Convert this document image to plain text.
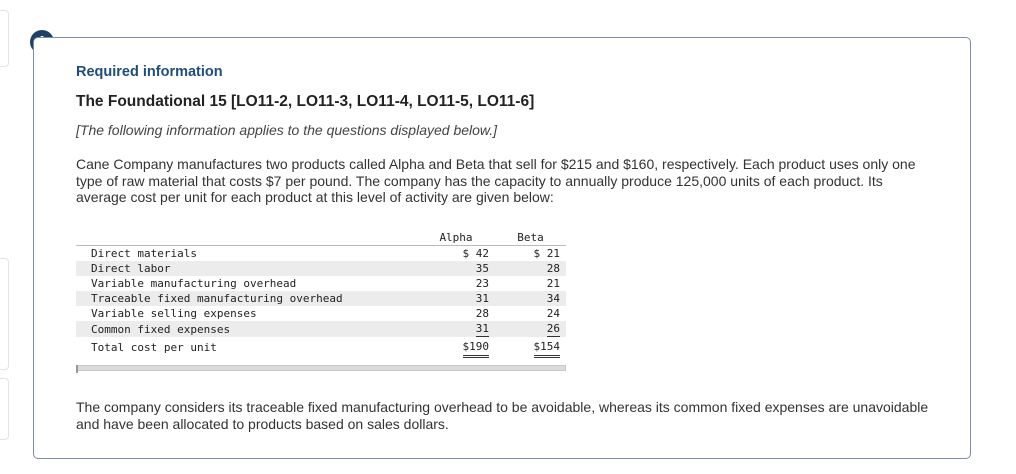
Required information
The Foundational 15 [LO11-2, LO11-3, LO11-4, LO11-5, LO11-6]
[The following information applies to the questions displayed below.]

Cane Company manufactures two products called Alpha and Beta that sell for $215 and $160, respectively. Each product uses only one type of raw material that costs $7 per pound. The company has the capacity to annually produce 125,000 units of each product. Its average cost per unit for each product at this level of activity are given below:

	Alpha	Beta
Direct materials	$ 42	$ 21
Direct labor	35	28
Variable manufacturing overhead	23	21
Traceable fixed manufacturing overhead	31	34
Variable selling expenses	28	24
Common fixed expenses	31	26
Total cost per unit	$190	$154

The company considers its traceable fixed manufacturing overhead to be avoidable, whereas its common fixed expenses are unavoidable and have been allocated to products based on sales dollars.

==

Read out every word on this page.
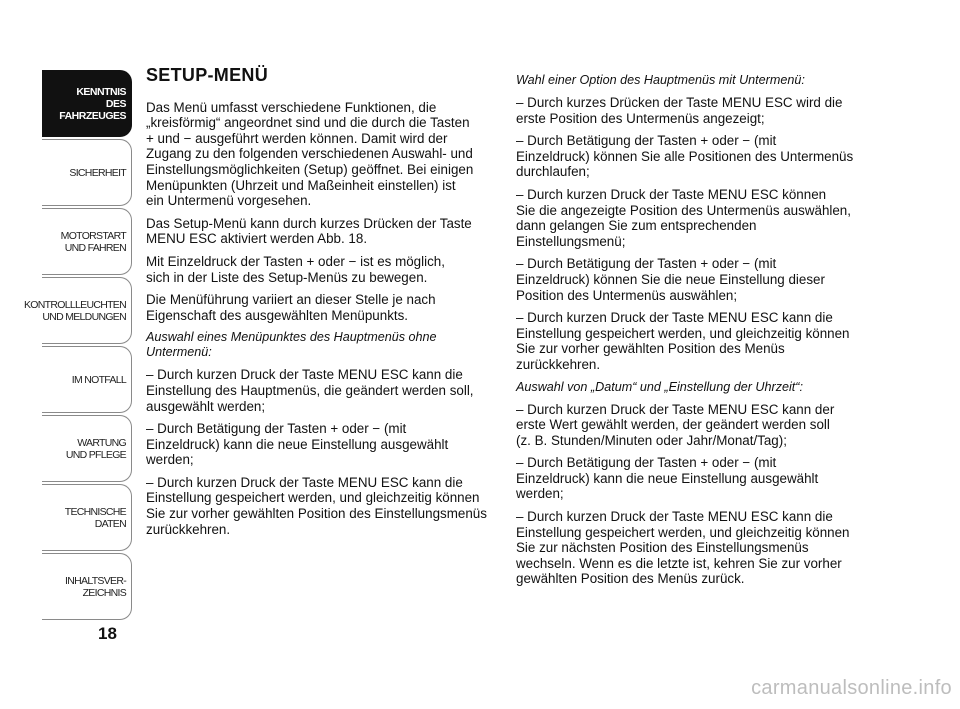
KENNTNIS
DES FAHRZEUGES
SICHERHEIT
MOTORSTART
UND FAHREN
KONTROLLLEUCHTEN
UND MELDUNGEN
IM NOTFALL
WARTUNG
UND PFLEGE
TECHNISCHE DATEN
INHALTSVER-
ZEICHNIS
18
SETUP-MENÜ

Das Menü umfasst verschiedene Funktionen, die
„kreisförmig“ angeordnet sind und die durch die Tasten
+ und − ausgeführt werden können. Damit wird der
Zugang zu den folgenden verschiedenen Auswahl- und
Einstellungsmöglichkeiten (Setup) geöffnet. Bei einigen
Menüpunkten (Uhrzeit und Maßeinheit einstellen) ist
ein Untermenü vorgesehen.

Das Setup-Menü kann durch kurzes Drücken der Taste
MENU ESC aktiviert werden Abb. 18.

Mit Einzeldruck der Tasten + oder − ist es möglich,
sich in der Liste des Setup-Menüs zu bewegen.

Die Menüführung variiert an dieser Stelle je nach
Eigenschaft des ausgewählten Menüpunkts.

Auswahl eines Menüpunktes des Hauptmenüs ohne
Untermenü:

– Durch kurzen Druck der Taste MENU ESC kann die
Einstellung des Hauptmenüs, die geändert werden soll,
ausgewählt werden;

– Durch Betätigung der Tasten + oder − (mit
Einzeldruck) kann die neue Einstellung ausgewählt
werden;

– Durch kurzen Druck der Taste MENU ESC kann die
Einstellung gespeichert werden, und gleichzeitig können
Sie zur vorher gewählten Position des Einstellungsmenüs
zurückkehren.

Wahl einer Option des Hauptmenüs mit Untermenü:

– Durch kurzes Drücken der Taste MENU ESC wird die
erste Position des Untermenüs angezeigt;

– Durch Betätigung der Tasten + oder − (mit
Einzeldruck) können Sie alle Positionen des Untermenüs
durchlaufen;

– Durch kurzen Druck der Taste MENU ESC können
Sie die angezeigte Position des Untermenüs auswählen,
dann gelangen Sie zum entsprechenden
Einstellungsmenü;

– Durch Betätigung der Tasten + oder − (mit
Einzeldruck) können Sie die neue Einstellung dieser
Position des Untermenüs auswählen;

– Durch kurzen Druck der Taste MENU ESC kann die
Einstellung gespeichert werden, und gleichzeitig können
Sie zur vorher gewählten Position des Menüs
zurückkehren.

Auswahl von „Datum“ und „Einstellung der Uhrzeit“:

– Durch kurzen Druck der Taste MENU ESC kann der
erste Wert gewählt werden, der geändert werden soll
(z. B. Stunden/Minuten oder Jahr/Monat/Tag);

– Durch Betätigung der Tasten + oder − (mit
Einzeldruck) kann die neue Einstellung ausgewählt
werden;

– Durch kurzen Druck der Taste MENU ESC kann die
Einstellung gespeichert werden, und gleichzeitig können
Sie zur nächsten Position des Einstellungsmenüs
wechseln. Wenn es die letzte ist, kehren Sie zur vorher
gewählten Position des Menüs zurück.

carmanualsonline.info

## WORK REQUIRED
Collect each line of the entries that has the word "geändert", copying it in full.

## TASK SOLUTION
Einstellung des Hauptmenüs, die geändert werden soll,
erste Wert gewählt werden, der geändert werden soll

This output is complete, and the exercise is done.